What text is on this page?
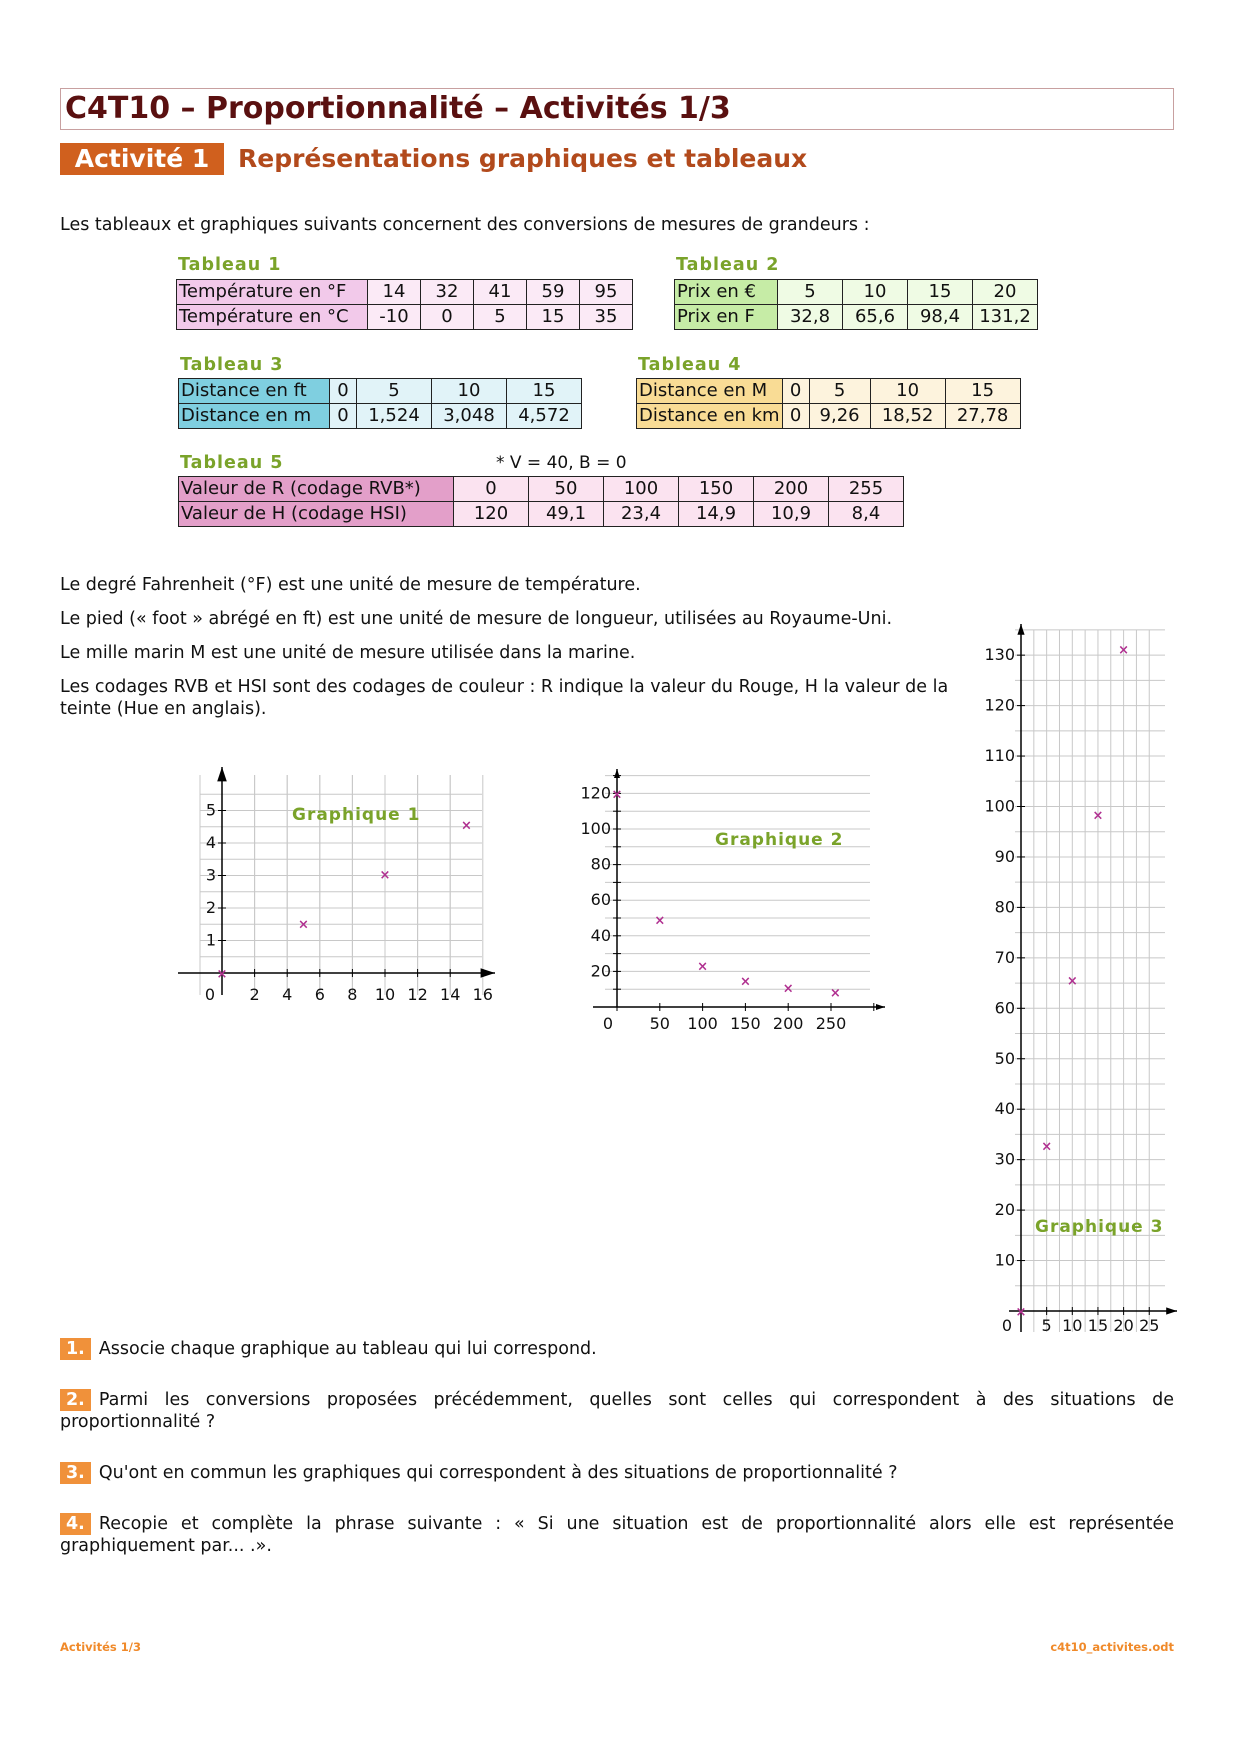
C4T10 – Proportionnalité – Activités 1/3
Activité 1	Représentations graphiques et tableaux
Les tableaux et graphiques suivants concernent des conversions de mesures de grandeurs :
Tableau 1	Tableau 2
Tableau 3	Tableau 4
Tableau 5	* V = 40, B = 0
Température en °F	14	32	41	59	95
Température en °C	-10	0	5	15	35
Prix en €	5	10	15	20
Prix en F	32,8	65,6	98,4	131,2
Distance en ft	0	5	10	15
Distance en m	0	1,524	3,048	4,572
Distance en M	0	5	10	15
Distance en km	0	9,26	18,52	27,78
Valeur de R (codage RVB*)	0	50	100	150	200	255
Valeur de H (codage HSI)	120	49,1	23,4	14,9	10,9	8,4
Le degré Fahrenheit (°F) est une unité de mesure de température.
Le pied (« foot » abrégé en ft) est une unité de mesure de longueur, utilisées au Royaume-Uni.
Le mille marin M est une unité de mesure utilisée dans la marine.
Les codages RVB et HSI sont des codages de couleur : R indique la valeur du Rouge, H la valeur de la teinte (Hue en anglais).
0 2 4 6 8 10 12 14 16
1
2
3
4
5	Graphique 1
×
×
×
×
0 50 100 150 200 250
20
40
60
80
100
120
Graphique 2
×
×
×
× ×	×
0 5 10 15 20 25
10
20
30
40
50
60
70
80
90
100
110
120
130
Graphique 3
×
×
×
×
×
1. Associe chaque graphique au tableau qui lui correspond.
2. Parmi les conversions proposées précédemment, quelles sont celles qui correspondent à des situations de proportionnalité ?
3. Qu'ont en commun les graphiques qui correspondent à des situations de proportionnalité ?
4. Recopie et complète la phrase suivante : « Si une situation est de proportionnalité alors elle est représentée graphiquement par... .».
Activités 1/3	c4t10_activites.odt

· · · · · · ·

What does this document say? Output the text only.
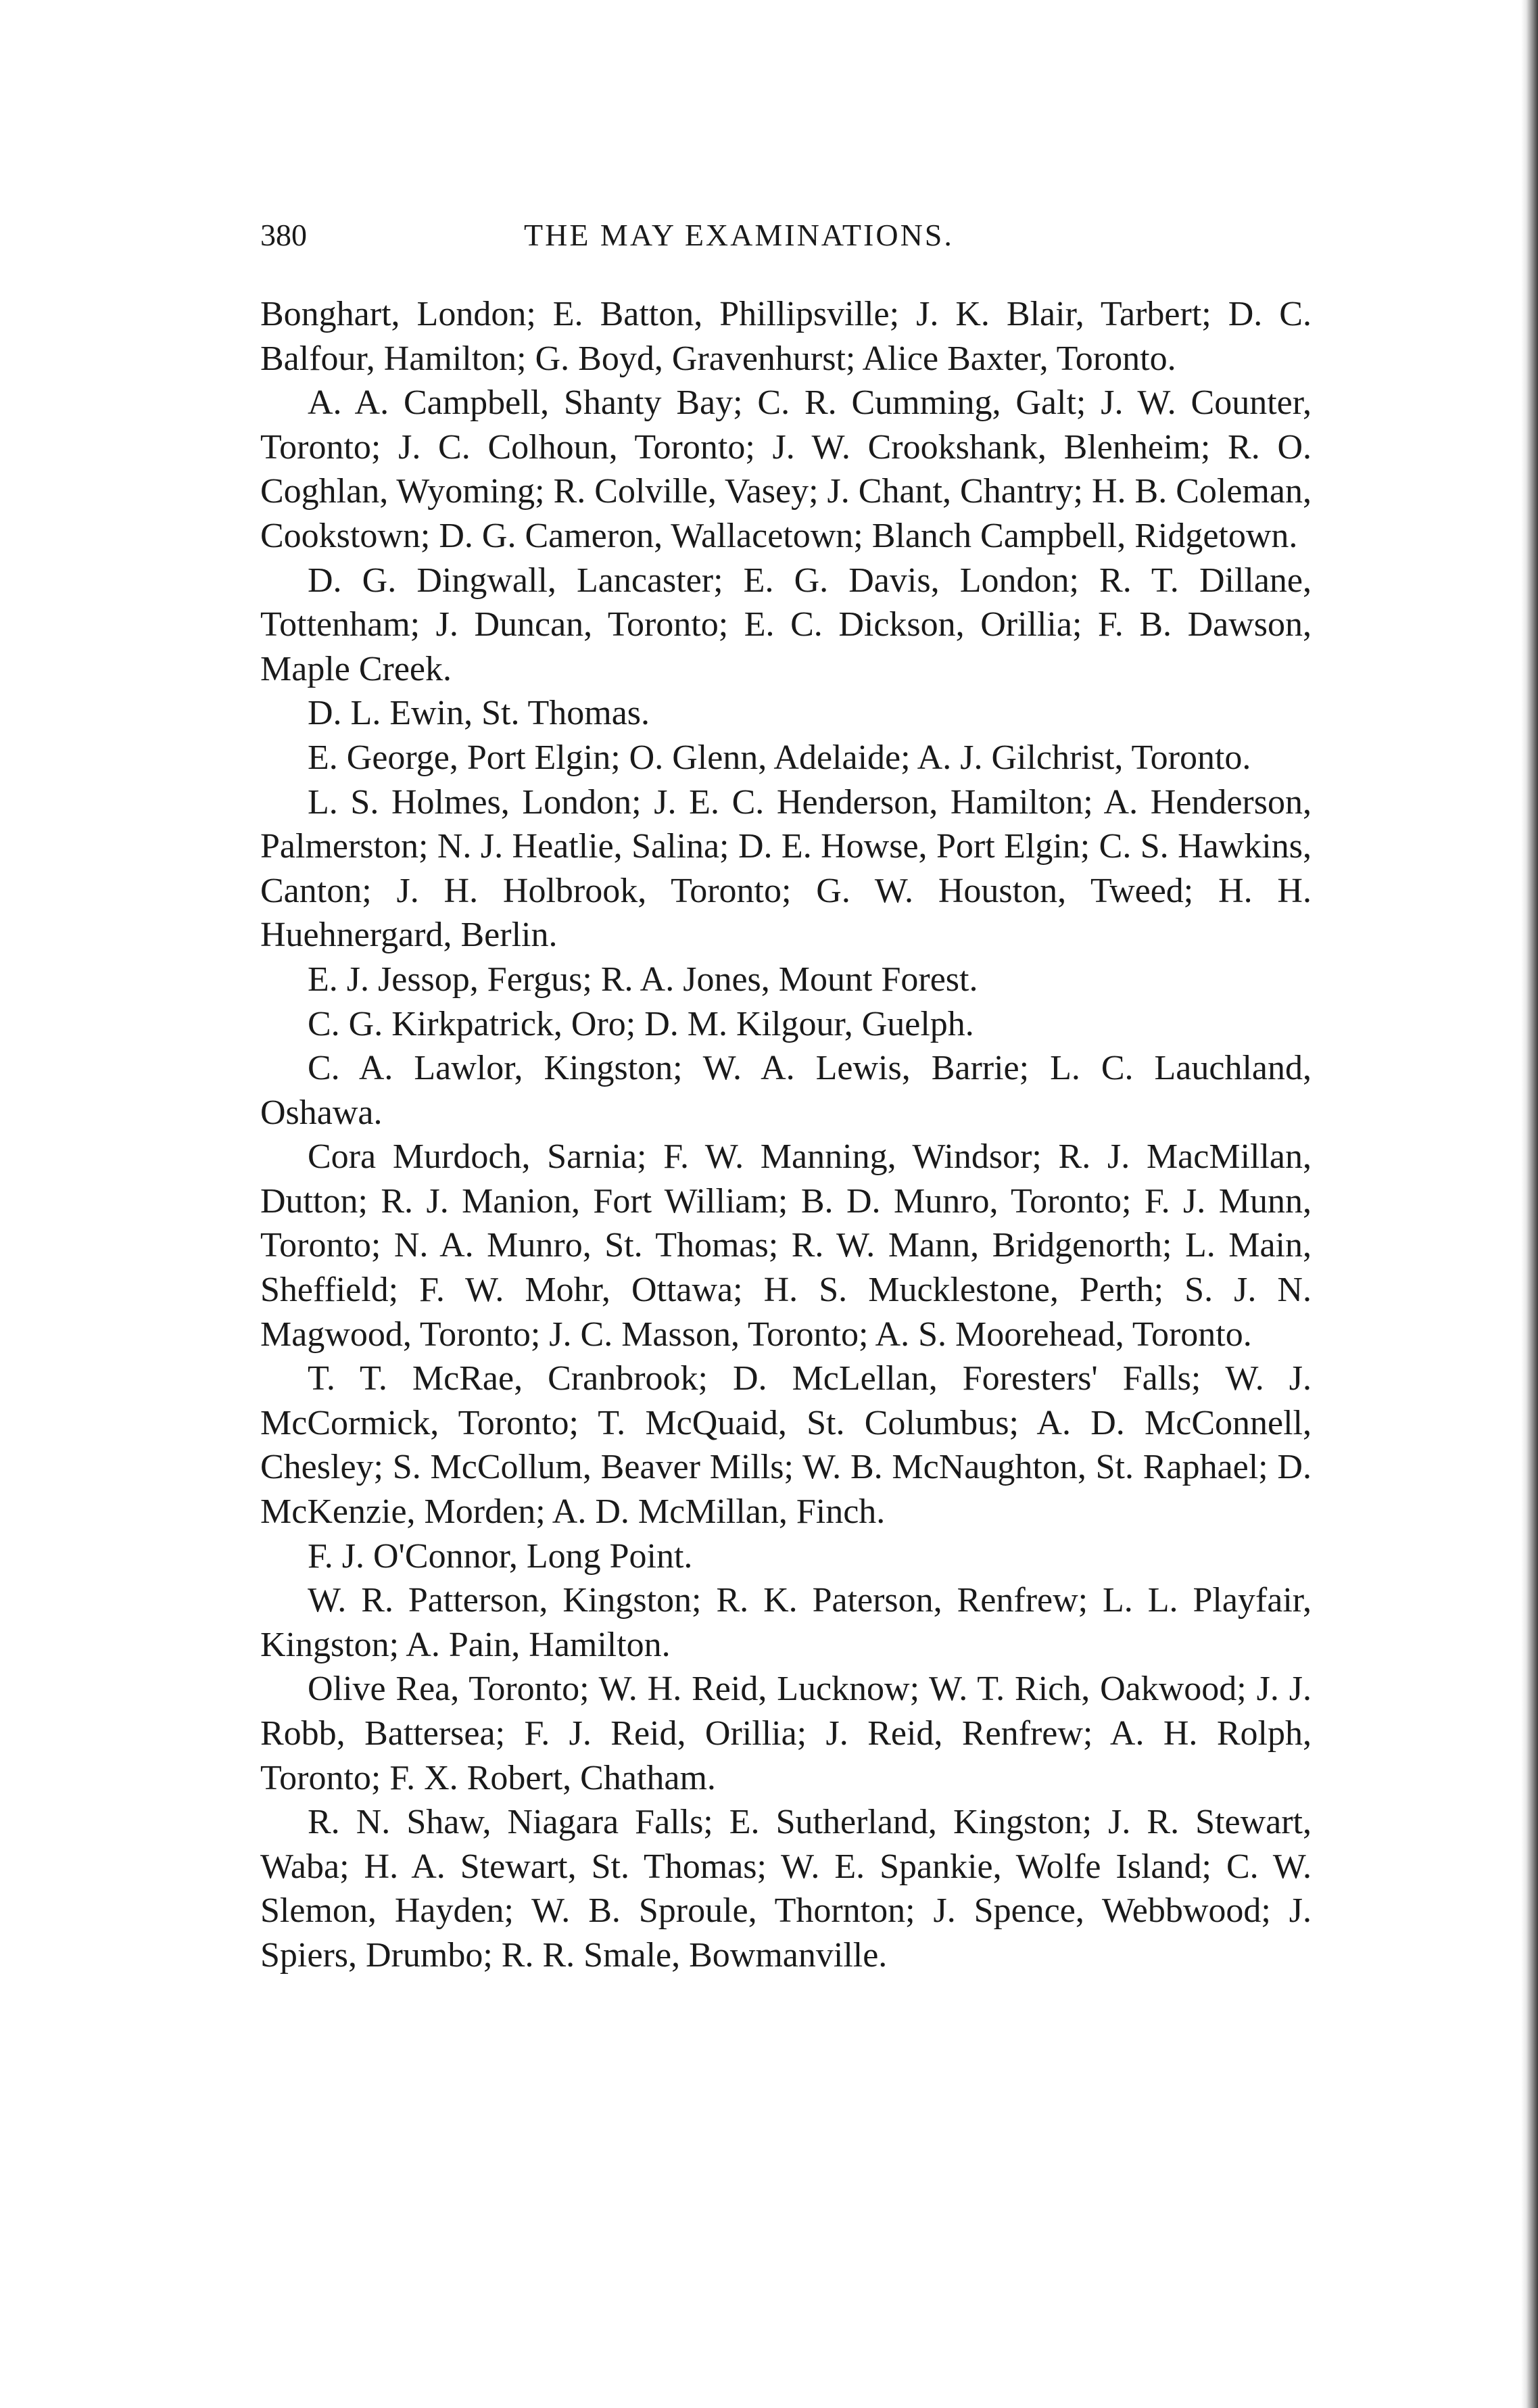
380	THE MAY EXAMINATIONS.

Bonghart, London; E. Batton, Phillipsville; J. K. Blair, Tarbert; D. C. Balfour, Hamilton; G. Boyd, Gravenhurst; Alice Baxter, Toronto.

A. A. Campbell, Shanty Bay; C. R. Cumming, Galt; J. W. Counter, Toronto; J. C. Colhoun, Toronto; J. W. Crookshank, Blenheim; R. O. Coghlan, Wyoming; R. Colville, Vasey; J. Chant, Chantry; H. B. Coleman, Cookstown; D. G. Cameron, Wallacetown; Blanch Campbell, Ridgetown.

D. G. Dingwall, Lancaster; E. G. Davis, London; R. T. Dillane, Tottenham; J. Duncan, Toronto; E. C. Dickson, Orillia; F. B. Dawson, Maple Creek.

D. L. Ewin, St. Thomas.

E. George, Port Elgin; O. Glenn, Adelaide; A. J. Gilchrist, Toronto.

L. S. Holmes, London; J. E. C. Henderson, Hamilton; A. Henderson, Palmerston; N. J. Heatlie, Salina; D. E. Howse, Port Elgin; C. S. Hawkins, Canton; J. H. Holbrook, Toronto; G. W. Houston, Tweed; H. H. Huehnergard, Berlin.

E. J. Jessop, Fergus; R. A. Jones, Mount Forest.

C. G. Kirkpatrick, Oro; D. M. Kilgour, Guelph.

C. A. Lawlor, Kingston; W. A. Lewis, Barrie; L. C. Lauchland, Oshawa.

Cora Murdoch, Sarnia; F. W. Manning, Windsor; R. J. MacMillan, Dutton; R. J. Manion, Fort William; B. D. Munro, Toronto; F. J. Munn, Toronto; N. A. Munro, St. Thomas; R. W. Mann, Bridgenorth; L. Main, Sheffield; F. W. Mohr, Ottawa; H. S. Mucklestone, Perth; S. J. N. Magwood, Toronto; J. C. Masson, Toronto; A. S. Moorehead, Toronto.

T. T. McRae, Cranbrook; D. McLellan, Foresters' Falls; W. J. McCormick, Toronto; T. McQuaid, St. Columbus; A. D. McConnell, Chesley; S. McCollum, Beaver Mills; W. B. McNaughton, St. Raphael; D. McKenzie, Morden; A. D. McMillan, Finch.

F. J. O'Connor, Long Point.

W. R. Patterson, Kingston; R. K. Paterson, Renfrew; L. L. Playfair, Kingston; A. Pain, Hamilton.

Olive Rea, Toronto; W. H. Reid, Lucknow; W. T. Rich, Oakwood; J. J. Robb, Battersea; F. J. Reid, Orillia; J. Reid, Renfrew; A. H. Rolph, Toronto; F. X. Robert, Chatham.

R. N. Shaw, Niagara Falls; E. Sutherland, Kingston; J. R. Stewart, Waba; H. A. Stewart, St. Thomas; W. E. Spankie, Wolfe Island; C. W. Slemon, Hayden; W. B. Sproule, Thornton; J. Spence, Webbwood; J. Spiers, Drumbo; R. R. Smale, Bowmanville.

· · · · · · ·

Look above for every line with the word "graphiques" and copy it.

Activité 1	Représentations graphiques et tableaux
Les tableaux et graphiques suivants concernent des conversions de mesures de grandeurs :
3. Qu'ont en commun les graphiques qui correspondent à des situations de proportionnalité ?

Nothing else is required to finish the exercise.